Copy the records below exactly, leaving out every picture.

DATA TO USE:
- - - - -
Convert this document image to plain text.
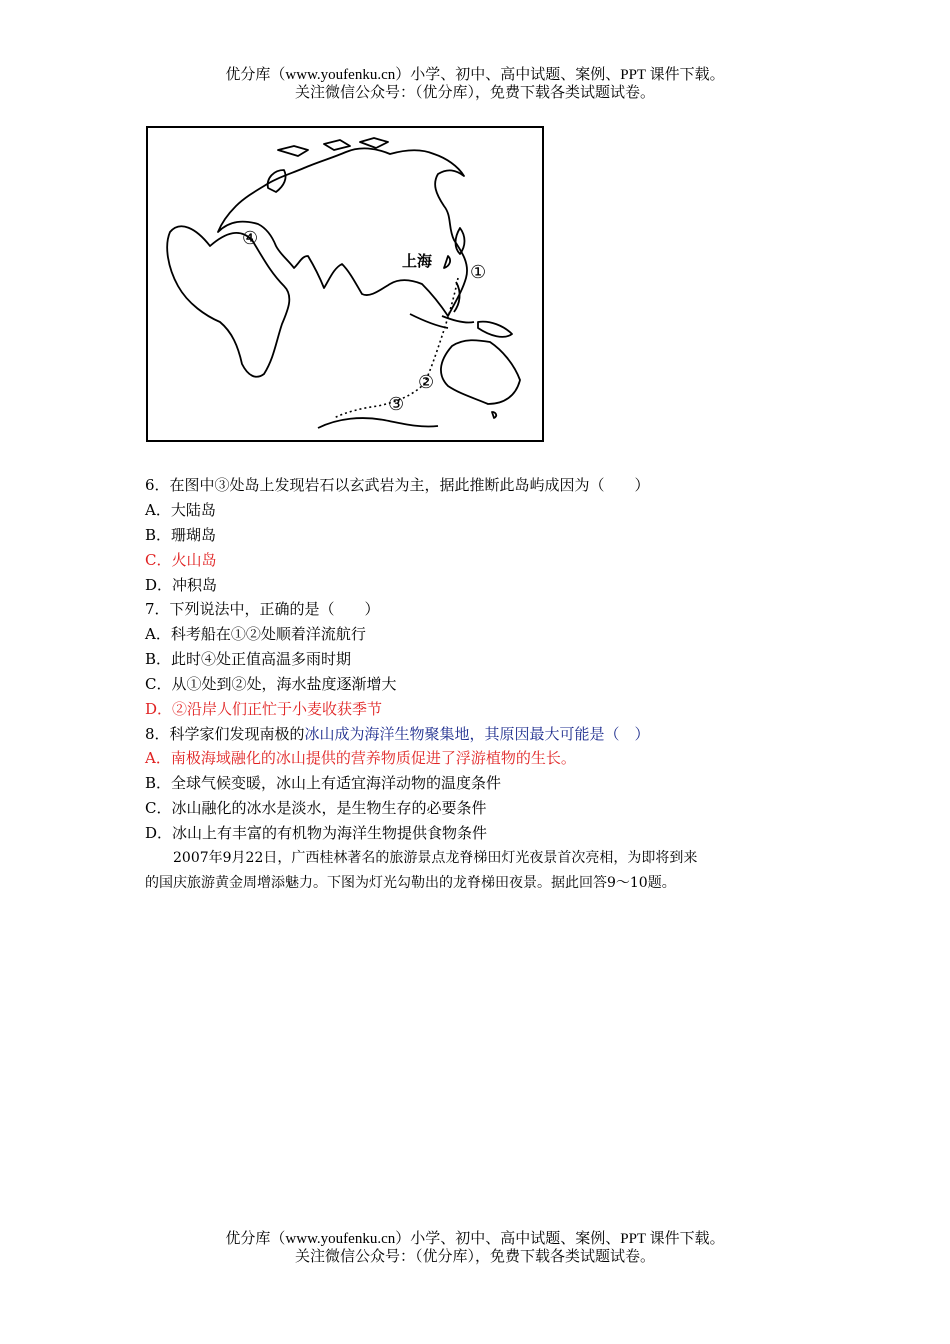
优分库（www.youfenku.cn）小学、初中、高中试题、案例、PPT 课件下载。
关注微信公众号：（优分库），免费下载各类试题试卷。
上海
①
②
③
④
6．在图中③处岛上发现岩石以玄武岩为主，据此推断此岛屿成因为（　　）
A．大陆岛
B．珊瑚岛
C．火山岛
D．冲积岛
7．下列说法中，正确的是（　　）
A．科考船在①②处顺着洋流航行
B．此时④处正值高温多雨时期
C．从①处到②处，海水盐度逐渐增大
D．②沿岸人们正忙于小麦收获季节
8．科学家们发现南极的冰山成为海洋生物聚集地，其原因最大可能是（　）
A．南极海域融化的冰山提供的营养物质促进了浮游植物的生长。
B．全球气候变暖，冰山上有适宜海洋动物的温度条件
C．冰山融化的冰水是淡水，是生物生存的必要条件
D．冰山上有丰富的有机物为海洋生物提供食物条件
　　2007年9月22日，广西桂林著名的旅游景点龙脊梯田灯光夜景首次亮相，为即将到来
的国庆旅游黄金周增添魅力。下图为灯光勾勒出的龙脊梯田夜景。据此回答9～10题。
优分库（www.youfenku.cn）小学、初中、高中试题、案例、PPT 课件下载。
关注微信公众号：（优分库），免费下载各类试题试卷。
- - - - -
WRITTEN REPLY:
Convert this document image to plain text.
优分库（www.youfenku.cn）小学、初中、高中试题、案例、PPT 课件下载。
关注微信公众号：（优分库），免费下载各类试题试卷。
上海
①
②
③
④
6．在图中③处岛上发现岩石以玄武岩为主，据此推断此岛屿成因为（　　）
A．大陆岛
B．珊瑚岛
C．火山岛
D．冲积岛
7．下列说法中，正确的是（　　）
A．科考船在①②处顺着洋流航行
B．此时④处正值高温多雨时期
C．从①处到②处，海水盐度逐渐增大
D．②沿岸人们正忙于小麦收获季节
8．科学家们发现南极的冰山成为海洋生物聚集地，其原因最大可能是（　）
A．南极海域融化的冰山提供的营养物质促进了浮游植物的生长。
B．全球气候变暖，冰山上有适宜海洋动物的温度条件
C．冰山融化的冰水是淡水，是生物生存的必要条件
D．冰山上有丰富的有机物为海洋生物提供食物条件
　　2007年9月22日，广西桂林著名的旅游景点龙脊梯田灯光夜景首次亮相，为即将到来
的国庆旅游黄金周增添魅力。下图为灯光勾勒出的龙脊梯田夜景。据此回答9～10题。
优分库（www.youfenku.cn）小学、初中、高中试题、案例、PPT 课件下载。
关注微信公众号：（优分库），免费下载各类试题试卷。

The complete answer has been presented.